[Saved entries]
---*---

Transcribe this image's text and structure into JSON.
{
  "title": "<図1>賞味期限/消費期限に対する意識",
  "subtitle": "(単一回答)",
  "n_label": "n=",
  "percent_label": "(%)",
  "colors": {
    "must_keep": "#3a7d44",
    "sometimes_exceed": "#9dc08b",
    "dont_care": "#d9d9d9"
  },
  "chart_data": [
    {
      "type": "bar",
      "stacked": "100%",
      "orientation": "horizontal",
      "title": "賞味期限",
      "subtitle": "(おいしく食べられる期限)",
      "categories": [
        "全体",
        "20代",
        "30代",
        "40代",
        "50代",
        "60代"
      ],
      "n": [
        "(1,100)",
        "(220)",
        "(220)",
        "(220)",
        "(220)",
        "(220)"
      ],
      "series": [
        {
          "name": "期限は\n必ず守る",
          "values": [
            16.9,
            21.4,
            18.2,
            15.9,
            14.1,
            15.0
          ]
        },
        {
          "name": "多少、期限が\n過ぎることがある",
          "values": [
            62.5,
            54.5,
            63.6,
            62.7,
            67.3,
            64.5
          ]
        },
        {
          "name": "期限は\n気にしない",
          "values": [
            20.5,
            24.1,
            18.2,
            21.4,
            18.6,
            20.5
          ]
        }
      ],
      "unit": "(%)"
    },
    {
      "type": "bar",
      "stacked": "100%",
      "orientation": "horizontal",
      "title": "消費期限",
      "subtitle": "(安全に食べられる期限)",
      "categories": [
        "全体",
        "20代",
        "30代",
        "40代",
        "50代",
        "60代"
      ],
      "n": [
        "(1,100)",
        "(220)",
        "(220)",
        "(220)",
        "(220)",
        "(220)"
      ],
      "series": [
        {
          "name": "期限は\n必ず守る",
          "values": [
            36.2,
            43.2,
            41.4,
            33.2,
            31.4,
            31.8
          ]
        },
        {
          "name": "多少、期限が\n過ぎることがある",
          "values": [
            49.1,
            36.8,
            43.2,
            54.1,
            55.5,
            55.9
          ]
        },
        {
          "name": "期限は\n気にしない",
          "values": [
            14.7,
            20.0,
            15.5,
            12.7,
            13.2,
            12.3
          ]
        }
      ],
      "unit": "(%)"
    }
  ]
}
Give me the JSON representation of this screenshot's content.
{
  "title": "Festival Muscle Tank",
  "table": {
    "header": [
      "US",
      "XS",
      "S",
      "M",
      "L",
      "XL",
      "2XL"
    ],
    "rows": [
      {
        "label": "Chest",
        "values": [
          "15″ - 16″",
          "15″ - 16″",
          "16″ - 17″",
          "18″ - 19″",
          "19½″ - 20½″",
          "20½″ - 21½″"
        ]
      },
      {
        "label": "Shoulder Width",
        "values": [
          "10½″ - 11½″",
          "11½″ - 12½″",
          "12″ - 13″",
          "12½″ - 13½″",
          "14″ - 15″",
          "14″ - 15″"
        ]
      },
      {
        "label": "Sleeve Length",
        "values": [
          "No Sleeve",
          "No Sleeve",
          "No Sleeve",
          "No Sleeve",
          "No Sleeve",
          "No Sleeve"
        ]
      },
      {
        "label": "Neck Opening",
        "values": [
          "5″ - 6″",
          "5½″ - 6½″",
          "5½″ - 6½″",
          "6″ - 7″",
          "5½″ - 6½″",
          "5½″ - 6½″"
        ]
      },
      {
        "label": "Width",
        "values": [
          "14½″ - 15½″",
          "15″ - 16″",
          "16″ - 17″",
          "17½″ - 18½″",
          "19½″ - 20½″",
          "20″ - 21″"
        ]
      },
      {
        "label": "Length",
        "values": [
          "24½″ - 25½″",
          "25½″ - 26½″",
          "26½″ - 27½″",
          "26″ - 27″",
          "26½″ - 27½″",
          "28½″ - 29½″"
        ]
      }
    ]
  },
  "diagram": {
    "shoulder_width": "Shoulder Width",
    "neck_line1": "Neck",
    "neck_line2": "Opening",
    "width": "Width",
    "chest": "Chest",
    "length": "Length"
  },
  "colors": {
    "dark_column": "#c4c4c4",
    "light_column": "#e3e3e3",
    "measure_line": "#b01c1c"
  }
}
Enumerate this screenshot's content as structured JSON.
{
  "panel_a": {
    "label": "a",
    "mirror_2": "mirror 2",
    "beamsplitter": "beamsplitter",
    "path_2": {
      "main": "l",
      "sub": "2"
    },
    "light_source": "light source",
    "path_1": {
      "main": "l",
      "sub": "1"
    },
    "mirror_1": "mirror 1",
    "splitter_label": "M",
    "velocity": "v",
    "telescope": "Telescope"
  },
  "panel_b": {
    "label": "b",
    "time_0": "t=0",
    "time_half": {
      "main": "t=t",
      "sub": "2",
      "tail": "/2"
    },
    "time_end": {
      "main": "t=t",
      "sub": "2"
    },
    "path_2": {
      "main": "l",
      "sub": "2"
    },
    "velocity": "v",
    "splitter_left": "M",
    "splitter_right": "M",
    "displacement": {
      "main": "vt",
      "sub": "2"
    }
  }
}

---*---

Nothing in the listing may be changed; retype it all exactly.

* **FULL OUTPUT**:
Transcribe this image's text and structure into JSON.
{
  "title": "<図1>賞味期限/消費期限に対する意識",
  "subtitle": "(単一回答)",
  "n_label": "n=",
  "percent_label": "(%)",
  "colors": {
    "must_keep": "#3a7d44",
    "sometimes_exceed": "#9dc08b",
    "dont_care": "#d9d9d9"
  },
  "chart_data": [
    {
      "type": "bar",
      "stacked": "100%",
      "orientation": "horizontal",
      "title": "賞味期限",
      "subtitle": "(おいしく食べられる期限)",
      "categories": [
        "全体",
        "20代",
        "30代",
        "40代",
        "50代",
        "60代"
      ],
      "n": [
        "(1,100)",
        "(220)",
        "(220)",
        "(220)",
        "(220)",
        "(220)"
      ],
      "series": [
        {
          "name": "期限は\n必ず守る",
          "values": [
            16.9,
            21.4,
            18.2,
            15.9,
            14.1,
            15.0
          ]
        },
        {
          "name": "多少、期限が\n過ぎることがある",
          "values": [
            62.5,
            54.5,
            63.6,
            62.7,
            67.3,
            64.5
          ]
        },
        {
          "name": "期限は\n気にしない",
          "values": [
            20.5,
            24.1,
            18.2,
            21.4,
            18.6,
            20.5
          ]
        }
      ],
      "unit": "(%)"
    },
    {
      "type": "bar",
      "stacked": "100%",
      "orientation": "horizontal",
      "title": "消費期限",
      "subtitle": "(安全に食べられる期限)",
      "categories": [
        "全体",
        "20代",
        "30代",
        "40代",
        "50代",
        "60代"
      ],
      "n": [
        "(1,100)",
        "(220)",
        "(220)",
        "(220)",
        "(220)",
        "(220)"
      ],
      "series": [
        {
          "name": "期限は\n必ず守る",
          "values": [
            36.2,
            43.2,
            41.4,
            33.2,
            31.4,
            31.8
          ]
        },
        {
          "name": "多少、期限が\n過ぎることがある",
          "values": [
            49.1,
            36.8,
            43.2,
            54.1,
            55.5,
            55.9
          ]
        },
        {
          "name": "期限は\n気にしない",
          "values": [
            14.7,
            20.0,
            15.5,
            12.7,
            13.2,
            12.3
          ]
        }
      ],
      "unit": "(%)"
    }
  ]
}
Give me the JSON representation of this screenshot's content.
{
  "title": "Festival Muscle Tank",
  "table": {
    "header": [
      "US",
      "XS",
      "S",
      "M",
      "L",
      "XL",
      "2XL"
    ],
    "rows": [
      {
        "label": "Chest",
        "values": [
          "15″ - 16″",
          "15″ - 16″",
          "16″ - 17″",
          "18″ - 19″",
          "19½″ - 20½″",
          "20½″ - 21½″"
        ]
      },
      {
        "label": "Shoulder Width",
        "values": [
          "10½″ - 11½″",
          "11½″ - 12½″",
          "12″ - 13″",
          "12½″ - 13½″",
          "14″ - 15″",
          "14″ - 15″"
        ]
      },
      {
        "label": "Sleeve Length",
        "values": [
          "No Sleeve",
          "No Sleeve",
          "No Sleeve",
          "No Sleeve",
          "No Sleeve",
          "No Sleeve"
        ]
      },
      {
        "label": "Neck Opening",
        "values": [
          "5″ - 6″",
          "5½″ - 6½″",
          "5½″ - 6½″",
          "6″ - 7″",
          "5½″ - 6½″",
          "5½″ - 6½″"
        ]
      },
      {
        "label": "Width",
        "values": [
          "14½″ - 15½″",
          "15″ - 16″",
          "16″ - 17″",
          "17½″ - 18½″",
          "19½″ - 20½″",
          "20″ - 21″"
        ]
      },
      {
        "label": "Length",
        "values": [
          "24½″ - 25½″",
          "25½″ - 26½″",
          "26½″ - 27½″",
          "26″ - 27″",
          "26½″ - 27½″",
          "28½″ - 29½″"
        ]
      }
    ]
  },
  "diagram": {
    "shoulder_width": "Shoulder Width",
    "neck_line1": "Neck",
    "neck_line2": "Opening",
    "width": "Width",
    "chest": "Chest",
    "length": "Length"
  },
  "colors": {
    "dark_column": "#c4c4c4",
    "light_column": "#e3e3e3",
    "measure_line": "#b01c1c"
  }
}
Enumerate this screenshot's content as structured JSON.
{
  "panel_a": {
    "label": "a",
    "mirror_2": "mirror 2",
    "beamsplitter": "beamsplitter",
    "path_2": {
      "main": "l",
      "sub": "2"
    },
    "light_source": "light source",
    "path_1": {
      "main": "l",
      "sub": "1"
    },
    "mirror_1": "mirror 1",
    "splitter_label": "M",
    "velocity": "v",
    "telescope": "Telescope"
  },
  "panel_b": {
    "label": "b",
    "time_0": "t=0",
    "time_half": {
      "main": "t=t",
      "sub": "2",
      "tail": "/2"
    },
    "time_end": {
      "main": "t=t",
      "sub": "2"
    },
    "path_2": {
      "main": "l",
      "sub": "2"
    },
    "velocity": "v",
    "splitter_left": "M",
    "splitter_right": "M",
    "displacement": {
      "main": "vt",
      "sub": "2"
    }
  }
}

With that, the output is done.